Short task: Find and copy lines holding "role".

Records to use:
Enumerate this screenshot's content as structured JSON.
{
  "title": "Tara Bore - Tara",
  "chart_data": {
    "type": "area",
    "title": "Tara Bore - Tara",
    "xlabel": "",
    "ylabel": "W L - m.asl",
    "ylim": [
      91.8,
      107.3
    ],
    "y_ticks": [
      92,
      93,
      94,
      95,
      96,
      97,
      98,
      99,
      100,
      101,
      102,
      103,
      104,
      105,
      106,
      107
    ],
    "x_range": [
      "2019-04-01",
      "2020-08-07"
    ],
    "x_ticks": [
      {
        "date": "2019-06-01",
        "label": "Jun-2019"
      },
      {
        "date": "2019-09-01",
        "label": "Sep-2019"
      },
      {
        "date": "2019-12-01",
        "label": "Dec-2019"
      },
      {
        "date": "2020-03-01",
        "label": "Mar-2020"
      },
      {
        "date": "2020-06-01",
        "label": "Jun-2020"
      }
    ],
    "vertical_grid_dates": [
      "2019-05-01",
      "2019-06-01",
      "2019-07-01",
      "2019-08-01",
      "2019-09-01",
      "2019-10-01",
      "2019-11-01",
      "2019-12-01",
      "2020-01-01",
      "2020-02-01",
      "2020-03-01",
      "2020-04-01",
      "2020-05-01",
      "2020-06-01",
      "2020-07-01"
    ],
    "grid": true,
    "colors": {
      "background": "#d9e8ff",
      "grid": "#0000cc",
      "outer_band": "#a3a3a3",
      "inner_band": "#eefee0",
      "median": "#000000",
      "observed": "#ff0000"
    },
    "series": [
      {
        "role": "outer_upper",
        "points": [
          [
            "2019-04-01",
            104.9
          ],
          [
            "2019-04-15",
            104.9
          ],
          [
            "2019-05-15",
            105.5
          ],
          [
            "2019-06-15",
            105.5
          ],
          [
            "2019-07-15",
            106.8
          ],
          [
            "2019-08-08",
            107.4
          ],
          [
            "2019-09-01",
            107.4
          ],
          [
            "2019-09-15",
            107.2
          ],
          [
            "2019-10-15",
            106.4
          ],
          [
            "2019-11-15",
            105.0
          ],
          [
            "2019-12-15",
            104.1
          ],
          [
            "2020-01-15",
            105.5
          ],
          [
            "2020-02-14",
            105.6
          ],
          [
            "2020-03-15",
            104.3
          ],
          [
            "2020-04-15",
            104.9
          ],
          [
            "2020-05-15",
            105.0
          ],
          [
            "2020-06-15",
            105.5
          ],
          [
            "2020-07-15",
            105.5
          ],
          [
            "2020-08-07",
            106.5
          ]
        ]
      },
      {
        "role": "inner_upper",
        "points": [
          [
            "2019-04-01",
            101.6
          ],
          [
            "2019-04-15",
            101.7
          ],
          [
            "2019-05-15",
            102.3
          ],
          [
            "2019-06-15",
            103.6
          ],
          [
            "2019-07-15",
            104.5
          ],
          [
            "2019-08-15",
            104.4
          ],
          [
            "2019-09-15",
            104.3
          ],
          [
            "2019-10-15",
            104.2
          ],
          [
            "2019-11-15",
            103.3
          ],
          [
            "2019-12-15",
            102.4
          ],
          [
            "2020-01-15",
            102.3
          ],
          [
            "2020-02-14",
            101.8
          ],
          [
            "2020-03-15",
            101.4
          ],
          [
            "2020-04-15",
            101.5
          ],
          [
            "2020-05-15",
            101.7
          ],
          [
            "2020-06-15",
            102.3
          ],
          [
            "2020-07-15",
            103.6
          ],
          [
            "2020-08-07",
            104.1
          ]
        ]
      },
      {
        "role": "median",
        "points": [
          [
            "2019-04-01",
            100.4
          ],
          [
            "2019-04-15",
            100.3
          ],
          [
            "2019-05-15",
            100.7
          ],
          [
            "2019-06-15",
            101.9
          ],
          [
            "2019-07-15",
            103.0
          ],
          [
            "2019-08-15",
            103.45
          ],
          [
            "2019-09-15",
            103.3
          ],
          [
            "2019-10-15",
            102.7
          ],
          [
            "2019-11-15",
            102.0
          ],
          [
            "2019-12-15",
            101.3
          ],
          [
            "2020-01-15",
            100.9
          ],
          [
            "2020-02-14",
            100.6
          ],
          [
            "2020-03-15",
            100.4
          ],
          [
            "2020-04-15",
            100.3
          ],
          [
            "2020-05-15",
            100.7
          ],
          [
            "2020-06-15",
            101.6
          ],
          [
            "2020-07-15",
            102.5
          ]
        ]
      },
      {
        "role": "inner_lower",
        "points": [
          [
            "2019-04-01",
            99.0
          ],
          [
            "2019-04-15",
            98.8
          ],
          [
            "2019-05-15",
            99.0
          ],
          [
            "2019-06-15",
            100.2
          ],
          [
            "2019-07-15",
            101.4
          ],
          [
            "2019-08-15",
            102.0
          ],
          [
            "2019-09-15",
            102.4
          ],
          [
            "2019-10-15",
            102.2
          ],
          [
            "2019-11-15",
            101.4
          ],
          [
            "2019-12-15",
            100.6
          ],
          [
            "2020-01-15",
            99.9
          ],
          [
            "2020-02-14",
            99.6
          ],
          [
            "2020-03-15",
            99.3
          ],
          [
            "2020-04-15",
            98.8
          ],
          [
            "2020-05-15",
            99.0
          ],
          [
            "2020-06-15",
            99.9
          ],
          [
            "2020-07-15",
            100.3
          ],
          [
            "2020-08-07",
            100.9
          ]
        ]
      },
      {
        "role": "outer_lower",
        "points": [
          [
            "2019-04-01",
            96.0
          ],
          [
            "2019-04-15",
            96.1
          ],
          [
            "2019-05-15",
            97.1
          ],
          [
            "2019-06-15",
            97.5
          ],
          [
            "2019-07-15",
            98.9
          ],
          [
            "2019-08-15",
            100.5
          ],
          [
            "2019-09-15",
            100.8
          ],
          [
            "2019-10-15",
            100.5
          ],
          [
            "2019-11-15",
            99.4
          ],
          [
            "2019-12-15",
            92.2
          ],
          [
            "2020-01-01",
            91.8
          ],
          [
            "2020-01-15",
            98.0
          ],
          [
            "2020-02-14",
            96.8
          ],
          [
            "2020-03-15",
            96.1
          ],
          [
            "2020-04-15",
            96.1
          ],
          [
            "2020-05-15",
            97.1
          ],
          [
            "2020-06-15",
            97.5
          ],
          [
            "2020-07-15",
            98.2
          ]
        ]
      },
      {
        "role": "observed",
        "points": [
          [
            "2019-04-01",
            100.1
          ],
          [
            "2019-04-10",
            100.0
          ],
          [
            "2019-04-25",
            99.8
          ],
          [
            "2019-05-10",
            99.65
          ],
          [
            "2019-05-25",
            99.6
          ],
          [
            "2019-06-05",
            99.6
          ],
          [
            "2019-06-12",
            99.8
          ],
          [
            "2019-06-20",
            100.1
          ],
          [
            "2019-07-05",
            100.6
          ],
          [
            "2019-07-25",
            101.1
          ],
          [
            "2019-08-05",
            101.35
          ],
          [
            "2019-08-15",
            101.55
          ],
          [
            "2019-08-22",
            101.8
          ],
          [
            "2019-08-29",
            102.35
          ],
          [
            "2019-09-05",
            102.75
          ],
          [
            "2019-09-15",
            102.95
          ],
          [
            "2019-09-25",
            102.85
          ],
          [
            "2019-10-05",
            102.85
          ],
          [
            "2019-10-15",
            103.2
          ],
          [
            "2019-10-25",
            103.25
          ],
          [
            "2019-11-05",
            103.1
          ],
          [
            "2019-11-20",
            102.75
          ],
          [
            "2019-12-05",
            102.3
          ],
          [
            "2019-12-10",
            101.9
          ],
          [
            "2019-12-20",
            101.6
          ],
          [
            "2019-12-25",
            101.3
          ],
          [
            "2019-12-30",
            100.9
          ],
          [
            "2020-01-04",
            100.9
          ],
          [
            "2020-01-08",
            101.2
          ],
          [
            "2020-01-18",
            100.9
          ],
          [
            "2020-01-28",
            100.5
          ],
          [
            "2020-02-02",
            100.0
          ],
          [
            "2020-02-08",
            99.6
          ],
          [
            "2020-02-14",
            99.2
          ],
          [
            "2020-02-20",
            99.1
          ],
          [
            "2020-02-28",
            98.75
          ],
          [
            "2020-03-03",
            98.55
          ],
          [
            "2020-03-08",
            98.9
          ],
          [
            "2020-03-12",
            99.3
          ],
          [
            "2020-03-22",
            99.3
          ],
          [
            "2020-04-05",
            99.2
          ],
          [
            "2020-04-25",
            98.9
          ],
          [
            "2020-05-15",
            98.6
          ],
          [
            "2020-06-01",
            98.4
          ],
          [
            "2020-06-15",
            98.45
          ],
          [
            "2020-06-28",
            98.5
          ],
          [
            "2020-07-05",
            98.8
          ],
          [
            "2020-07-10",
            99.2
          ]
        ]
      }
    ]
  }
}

Answer in full:
        "role": "outer_upper",
        "role": "inner_upper",
        "role": "median",
        "role": "inner_lower",
        "role": "outer_lower",
        "role": "observed",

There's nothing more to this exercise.